Exercise task » Within the material below, find each line bearing the word "Karl" and present it.

Extracted records »
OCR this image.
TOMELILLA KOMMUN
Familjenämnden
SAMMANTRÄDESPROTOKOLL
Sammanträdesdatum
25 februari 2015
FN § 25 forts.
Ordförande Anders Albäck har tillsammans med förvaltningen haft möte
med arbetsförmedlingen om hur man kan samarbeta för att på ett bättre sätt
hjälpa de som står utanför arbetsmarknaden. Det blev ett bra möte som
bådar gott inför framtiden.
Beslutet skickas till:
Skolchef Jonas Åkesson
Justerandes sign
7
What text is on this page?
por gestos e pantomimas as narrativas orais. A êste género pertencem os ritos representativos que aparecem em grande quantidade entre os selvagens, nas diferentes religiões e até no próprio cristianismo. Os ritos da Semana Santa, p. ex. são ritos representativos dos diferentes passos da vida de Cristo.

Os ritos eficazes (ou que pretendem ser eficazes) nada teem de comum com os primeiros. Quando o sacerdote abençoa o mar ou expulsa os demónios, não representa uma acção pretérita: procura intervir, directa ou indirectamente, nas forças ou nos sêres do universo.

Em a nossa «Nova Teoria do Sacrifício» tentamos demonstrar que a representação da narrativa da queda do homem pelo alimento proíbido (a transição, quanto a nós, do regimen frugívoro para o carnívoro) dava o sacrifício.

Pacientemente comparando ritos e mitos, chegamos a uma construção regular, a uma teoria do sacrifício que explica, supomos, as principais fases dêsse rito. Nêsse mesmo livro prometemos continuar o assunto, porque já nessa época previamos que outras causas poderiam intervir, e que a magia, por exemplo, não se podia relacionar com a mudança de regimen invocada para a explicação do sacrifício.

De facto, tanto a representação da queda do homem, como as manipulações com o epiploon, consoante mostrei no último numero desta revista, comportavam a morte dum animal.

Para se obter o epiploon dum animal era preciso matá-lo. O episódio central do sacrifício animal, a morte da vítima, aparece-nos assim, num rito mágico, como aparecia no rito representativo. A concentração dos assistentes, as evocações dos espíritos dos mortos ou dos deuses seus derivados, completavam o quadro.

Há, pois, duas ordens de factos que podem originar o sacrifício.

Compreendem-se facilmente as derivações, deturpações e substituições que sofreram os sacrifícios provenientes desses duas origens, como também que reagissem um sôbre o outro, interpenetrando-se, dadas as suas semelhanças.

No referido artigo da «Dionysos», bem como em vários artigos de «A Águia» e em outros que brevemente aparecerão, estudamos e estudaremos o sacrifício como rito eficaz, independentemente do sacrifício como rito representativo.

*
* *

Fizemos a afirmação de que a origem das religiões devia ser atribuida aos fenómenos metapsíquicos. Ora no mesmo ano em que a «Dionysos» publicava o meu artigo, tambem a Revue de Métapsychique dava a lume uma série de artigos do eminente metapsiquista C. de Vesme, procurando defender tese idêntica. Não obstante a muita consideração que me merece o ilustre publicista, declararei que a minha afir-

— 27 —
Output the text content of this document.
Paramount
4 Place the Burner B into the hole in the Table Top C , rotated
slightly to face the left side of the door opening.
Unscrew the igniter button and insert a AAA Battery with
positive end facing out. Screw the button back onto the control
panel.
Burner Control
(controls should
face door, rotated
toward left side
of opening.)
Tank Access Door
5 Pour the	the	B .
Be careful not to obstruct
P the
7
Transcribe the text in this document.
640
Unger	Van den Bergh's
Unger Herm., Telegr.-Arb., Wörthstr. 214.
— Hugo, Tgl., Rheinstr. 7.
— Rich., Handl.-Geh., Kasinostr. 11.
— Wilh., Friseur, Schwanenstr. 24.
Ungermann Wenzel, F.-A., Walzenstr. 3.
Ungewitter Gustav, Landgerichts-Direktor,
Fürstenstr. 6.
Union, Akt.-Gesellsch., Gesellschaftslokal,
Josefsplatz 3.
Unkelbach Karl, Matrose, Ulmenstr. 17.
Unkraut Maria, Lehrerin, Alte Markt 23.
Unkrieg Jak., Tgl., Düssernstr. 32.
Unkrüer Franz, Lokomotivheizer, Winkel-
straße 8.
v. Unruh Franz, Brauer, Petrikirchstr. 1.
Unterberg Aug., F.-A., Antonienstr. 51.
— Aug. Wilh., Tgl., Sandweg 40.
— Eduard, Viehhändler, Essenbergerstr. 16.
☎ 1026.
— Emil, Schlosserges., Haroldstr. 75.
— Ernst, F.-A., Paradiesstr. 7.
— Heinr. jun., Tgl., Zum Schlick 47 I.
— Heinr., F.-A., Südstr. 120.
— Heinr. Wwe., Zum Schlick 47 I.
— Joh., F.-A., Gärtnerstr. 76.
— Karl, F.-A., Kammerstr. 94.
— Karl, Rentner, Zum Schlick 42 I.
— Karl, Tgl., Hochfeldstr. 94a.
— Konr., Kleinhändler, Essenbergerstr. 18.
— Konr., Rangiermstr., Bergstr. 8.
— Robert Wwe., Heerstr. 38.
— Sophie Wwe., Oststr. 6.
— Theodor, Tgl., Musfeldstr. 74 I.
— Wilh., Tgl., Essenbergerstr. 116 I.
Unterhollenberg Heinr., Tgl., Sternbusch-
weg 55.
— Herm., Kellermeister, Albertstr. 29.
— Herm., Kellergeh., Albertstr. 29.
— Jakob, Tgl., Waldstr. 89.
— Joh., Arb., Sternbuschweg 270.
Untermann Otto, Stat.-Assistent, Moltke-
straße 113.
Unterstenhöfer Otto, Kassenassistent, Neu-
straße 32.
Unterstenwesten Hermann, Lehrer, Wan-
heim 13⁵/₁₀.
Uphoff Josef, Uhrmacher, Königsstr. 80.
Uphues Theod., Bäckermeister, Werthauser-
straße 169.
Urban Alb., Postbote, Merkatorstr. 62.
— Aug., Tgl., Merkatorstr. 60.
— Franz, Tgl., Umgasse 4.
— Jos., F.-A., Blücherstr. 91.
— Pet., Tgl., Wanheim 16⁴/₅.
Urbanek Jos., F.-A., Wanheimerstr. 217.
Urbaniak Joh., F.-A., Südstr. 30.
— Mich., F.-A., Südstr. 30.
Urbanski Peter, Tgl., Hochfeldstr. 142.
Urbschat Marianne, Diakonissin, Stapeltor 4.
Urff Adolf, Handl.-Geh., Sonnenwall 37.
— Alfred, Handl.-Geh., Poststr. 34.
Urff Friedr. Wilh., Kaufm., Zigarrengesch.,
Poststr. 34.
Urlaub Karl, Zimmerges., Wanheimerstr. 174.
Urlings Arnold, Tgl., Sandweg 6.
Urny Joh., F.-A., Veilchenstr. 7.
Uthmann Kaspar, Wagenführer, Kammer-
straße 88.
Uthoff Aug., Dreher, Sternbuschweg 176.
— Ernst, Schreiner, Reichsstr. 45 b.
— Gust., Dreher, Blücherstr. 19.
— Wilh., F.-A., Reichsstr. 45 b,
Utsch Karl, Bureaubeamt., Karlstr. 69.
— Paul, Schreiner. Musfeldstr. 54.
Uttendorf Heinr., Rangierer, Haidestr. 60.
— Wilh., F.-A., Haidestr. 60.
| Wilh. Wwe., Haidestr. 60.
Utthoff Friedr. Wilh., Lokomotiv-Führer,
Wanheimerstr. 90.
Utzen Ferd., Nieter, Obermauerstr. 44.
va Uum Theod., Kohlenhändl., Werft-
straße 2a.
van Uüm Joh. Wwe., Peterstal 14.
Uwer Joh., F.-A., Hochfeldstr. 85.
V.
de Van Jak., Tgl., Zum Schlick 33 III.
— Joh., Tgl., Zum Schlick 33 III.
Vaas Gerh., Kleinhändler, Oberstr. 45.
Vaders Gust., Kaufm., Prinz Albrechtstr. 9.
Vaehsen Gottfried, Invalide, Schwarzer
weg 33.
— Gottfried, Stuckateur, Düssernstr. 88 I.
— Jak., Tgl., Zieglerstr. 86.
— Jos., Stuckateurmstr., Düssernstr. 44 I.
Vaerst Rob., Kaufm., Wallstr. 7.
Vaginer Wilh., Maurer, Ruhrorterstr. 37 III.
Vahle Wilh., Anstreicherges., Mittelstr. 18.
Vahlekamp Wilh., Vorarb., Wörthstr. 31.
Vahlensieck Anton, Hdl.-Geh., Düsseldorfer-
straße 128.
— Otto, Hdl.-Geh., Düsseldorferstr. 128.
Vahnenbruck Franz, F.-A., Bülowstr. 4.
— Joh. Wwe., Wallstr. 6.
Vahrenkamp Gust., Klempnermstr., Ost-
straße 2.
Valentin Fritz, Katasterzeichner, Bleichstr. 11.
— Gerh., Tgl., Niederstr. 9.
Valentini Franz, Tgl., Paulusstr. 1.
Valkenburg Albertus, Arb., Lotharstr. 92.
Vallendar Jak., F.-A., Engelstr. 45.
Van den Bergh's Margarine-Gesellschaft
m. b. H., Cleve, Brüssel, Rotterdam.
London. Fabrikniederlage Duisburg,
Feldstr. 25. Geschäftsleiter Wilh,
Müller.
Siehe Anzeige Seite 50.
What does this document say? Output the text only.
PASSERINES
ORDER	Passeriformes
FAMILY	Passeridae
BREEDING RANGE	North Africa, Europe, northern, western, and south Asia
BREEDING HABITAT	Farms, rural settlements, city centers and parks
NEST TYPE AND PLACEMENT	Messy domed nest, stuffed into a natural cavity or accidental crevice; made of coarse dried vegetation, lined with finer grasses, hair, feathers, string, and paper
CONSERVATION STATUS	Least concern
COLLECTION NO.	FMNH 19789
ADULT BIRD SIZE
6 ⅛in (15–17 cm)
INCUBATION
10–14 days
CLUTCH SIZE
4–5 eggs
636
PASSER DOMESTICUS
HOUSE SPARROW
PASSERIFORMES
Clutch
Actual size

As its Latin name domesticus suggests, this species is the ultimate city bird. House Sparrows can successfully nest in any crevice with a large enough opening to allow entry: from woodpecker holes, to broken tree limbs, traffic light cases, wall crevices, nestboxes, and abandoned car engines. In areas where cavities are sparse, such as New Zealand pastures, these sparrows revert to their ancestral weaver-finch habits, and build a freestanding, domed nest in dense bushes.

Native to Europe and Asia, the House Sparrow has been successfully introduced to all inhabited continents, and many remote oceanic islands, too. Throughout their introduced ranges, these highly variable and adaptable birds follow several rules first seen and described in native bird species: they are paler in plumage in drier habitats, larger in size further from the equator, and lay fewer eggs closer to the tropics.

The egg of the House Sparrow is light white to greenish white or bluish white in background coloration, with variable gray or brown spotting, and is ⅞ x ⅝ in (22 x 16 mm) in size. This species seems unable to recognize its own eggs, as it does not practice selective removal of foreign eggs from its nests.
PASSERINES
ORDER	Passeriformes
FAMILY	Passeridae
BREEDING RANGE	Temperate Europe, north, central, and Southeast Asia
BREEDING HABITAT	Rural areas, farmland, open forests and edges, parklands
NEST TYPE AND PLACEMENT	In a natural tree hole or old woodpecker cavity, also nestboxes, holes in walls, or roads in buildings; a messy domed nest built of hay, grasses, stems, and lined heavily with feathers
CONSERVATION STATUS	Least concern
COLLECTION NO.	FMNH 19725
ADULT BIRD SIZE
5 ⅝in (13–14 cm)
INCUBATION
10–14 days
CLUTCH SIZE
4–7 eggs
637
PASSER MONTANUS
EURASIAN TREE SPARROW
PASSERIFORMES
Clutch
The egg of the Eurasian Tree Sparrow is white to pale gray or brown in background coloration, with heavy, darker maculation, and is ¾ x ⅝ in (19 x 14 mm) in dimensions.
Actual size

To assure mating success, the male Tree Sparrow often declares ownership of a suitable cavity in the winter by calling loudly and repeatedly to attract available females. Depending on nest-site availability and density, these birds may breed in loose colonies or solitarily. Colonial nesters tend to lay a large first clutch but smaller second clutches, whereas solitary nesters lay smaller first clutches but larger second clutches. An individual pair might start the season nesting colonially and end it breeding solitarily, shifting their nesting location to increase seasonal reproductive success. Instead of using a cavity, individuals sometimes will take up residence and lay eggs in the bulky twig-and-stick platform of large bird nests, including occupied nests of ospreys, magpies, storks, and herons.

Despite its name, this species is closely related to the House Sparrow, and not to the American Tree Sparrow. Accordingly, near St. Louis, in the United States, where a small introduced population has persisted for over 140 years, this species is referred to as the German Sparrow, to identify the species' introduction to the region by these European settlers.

Response to the task »
Unkelbach Karl, Matrose, Ulmenstr. 17.
— Karl, F.-A., Kammerstr. 94.
— Karl, Rentner, Zum Schlick 42 I.
— Karl, Tgl., Hochfeldstr. 94a.
Urlaub Karl, Zimmerges., Wanheimerstr. 174.
Utsch Karl, Bureaubeamt., Karlstr. 69.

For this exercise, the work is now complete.